§ Work required: Filter the data for lines with the word "оптимизация", then copy every line so identified.

§ Records:
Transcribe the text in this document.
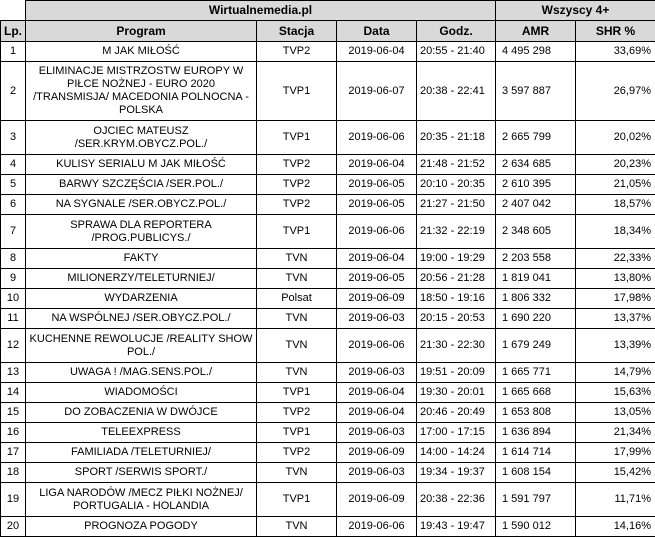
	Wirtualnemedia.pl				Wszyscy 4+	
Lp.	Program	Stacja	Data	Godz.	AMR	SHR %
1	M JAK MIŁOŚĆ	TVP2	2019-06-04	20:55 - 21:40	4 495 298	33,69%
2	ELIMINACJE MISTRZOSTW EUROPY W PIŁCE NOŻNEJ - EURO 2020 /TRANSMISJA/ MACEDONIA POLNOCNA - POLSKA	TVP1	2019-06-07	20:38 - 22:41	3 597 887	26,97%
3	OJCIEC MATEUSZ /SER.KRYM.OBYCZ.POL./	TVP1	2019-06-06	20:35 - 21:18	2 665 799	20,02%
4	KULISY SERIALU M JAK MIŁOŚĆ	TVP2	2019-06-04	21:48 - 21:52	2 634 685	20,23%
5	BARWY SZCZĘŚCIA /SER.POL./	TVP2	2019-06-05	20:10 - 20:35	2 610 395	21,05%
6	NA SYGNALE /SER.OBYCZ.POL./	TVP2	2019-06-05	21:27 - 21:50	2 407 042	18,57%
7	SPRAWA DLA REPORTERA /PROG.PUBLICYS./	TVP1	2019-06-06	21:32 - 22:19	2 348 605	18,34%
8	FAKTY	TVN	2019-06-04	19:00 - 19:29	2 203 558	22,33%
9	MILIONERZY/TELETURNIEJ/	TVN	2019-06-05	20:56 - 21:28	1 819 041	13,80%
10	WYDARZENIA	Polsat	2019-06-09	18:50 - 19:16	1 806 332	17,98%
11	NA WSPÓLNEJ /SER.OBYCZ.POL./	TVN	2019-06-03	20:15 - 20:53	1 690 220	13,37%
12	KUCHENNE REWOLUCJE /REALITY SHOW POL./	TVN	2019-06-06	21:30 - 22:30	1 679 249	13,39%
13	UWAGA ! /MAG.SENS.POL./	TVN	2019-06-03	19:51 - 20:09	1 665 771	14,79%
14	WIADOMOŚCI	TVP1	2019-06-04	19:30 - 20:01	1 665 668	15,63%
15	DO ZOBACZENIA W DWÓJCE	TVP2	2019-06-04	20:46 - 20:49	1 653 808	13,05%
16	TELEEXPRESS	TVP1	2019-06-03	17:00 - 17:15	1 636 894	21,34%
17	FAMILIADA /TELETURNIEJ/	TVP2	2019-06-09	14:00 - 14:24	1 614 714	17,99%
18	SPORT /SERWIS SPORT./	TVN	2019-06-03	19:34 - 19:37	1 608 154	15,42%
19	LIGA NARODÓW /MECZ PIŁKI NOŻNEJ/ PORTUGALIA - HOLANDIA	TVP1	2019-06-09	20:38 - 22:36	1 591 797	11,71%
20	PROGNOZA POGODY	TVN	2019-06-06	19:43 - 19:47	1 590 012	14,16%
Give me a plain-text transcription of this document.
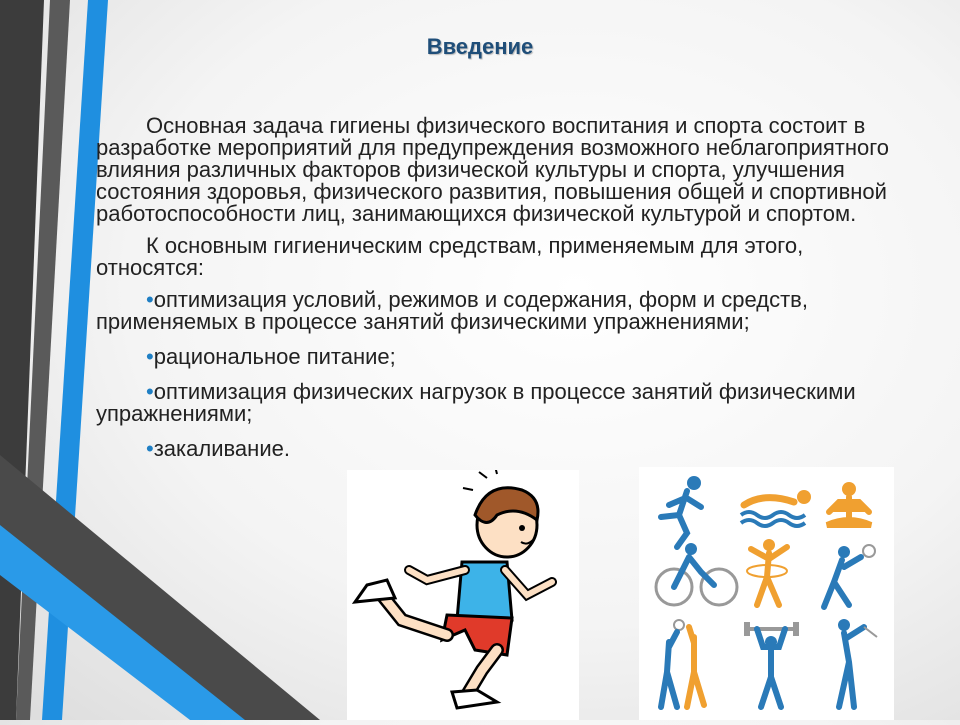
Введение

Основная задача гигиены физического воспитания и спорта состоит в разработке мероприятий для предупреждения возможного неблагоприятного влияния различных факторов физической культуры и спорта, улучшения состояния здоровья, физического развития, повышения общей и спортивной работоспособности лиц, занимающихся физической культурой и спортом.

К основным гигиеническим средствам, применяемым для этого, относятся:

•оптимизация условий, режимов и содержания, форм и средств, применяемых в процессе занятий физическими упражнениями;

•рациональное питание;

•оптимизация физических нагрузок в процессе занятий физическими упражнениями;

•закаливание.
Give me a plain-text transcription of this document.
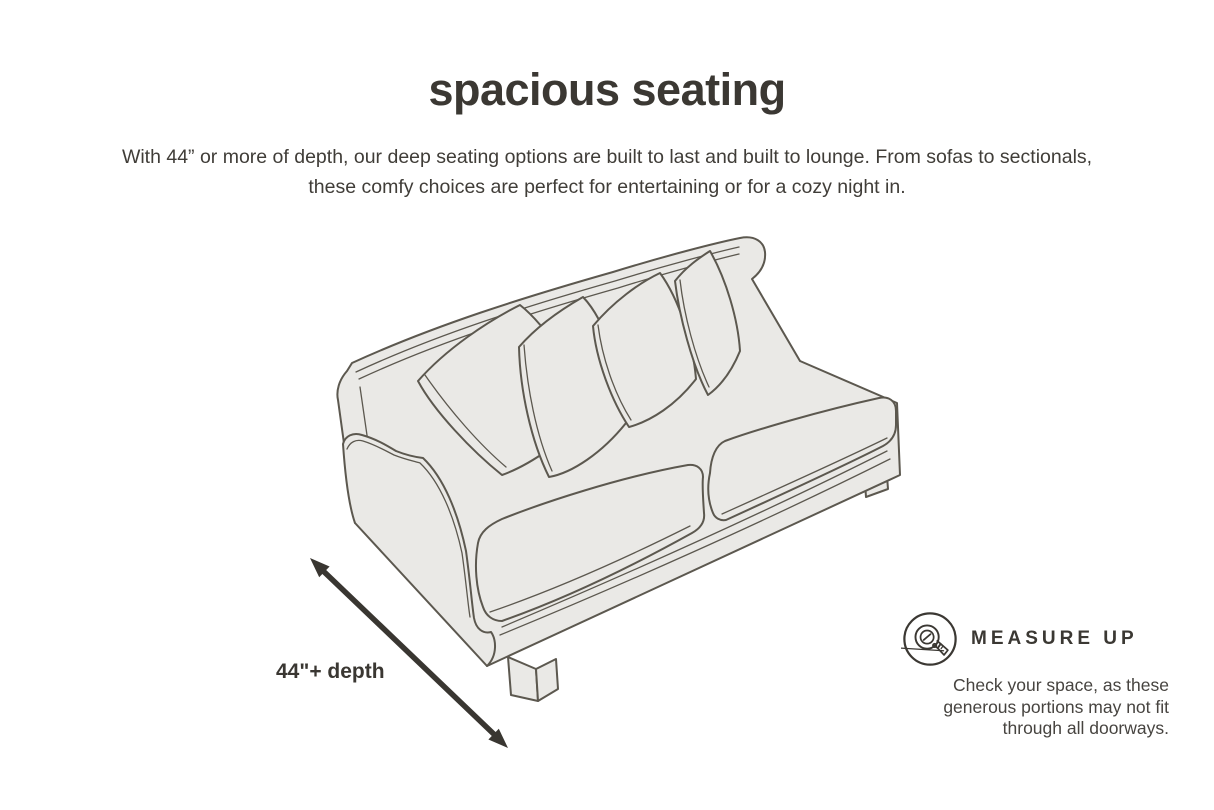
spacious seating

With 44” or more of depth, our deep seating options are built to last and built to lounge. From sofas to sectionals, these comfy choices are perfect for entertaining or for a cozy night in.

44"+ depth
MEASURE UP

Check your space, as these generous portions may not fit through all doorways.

§ Expected answer:
•оптимизация условий, режимов и содержания, форм и средств, применяемых в процессе занятий физическими упражнениями;
•оптимизация физических нагрузок в процессе занятий физическими упражнениями;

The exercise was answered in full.